### What to do
Filter out every line below that lacks "eller", and copy the rest.

[Image records of document pages]
==================================================
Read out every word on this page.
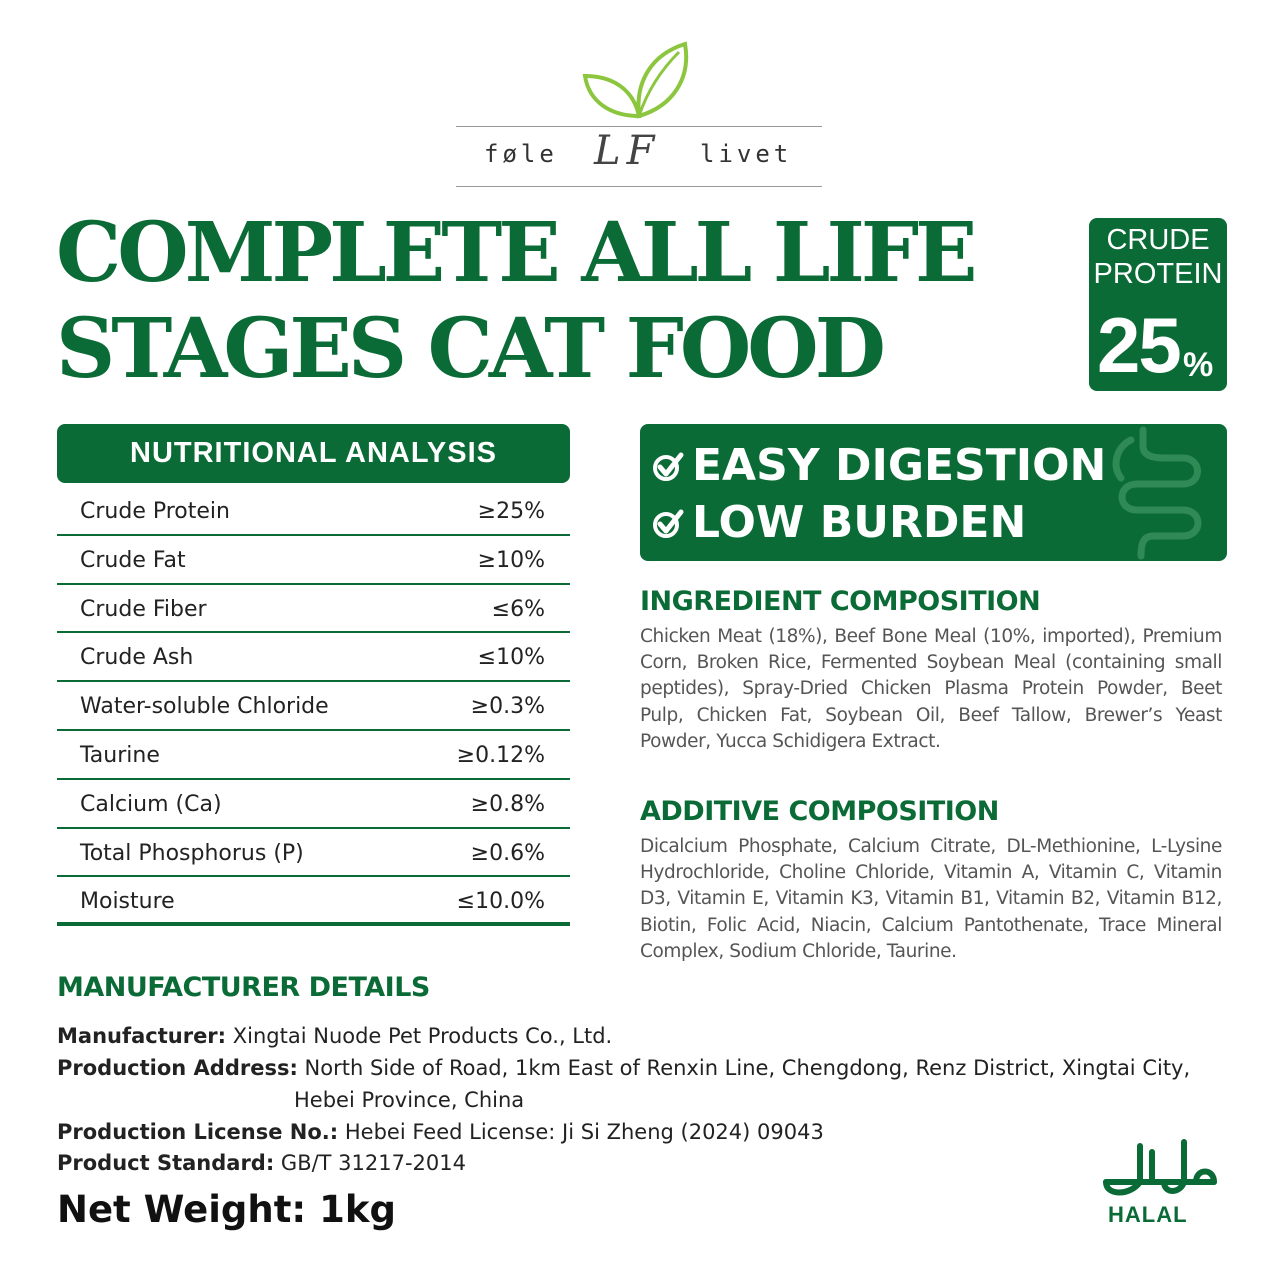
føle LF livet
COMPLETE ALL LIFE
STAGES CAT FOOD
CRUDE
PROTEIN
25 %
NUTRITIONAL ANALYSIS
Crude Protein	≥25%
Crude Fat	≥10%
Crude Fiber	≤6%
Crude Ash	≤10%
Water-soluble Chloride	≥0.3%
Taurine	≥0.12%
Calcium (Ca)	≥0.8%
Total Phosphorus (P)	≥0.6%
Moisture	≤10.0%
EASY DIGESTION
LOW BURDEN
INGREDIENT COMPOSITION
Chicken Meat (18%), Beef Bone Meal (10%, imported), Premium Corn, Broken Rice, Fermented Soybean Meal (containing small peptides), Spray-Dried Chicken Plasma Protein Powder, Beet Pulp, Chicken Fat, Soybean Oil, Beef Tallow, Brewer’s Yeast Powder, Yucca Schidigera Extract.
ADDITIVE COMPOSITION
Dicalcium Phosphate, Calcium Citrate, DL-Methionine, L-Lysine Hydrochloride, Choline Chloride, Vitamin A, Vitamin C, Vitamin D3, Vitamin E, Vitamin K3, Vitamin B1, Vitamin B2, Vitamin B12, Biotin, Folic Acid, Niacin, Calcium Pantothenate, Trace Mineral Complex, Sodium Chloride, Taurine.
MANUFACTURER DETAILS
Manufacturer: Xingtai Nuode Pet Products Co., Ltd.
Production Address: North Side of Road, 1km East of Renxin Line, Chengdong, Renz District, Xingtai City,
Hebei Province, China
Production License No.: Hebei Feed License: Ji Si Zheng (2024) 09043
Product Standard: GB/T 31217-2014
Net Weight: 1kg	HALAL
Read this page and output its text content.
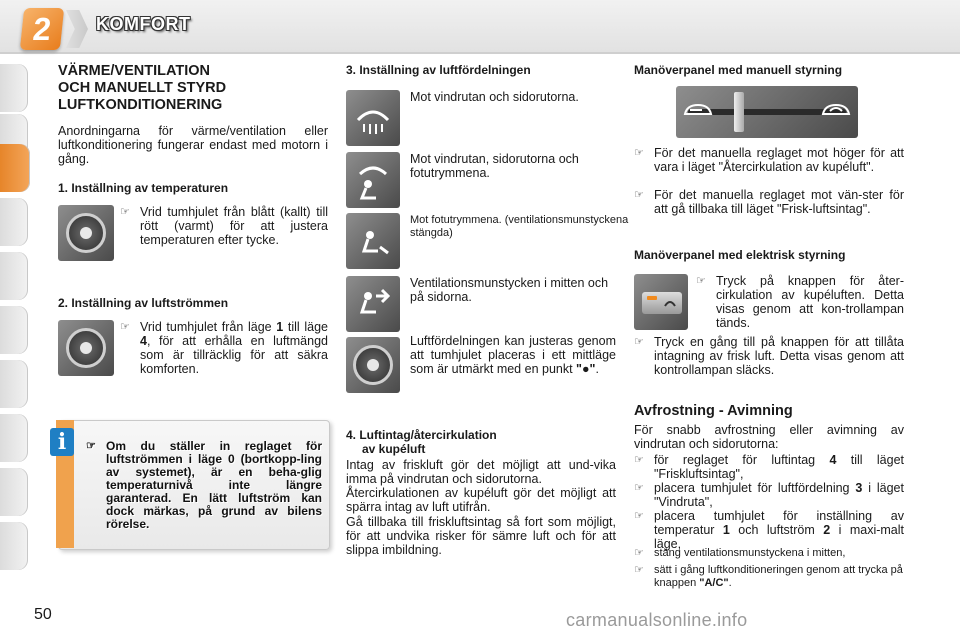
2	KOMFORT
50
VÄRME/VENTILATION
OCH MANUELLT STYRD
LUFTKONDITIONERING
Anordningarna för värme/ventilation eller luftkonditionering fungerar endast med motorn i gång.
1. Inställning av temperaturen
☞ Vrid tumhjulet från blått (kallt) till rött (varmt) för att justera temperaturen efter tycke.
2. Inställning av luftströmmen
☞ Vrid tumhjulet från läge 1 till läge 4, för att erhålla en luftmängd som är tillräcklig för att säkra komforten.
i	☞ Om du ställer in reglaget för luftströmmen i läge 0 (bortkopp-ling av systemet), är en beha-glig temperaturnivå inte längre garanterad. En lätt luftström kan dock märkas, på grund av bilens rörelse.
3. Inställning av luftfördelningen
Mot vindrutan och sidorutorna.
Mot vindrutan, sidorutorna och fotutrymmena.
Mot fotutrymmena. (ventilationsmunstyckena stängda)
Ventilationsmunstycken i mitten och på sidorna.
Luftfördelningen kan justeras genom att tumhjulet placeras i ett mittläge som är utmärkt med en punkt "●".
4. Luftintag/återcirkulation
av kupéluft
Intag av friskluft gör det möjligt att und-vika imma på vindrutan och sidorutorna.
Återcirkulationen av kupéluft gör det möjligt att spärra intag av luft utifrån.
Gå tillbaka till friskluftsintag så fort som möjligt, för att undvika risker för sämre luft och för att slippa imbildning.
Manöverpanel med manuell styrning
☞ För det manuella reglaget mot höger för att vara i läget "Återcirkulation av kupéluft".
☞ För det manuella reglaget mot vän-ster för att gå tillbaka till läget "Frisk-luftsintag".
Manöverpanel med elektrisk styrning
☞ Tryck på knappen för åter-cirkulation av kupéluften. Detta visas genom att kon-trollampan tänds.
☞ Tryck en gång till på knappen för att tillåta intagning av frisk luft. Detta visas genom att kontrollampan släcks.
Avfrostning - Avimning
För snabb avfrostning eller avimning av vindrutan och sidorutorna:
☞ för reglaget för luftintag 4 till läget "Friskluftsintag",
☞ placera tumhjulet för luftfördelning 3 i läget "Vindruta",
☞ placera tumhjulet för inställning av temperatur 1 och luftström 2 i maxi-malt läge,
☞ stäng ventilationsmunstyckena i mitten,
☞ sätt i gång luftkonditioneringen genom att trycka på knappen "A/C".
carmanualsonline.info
==================================================
### Response to the exercise
Anordningarna för värme/ventilation eller luftkonditionering fungerar endast med motorn i gång.
För snabb avfrostning eller avimning av vindrutan och sidorutorna:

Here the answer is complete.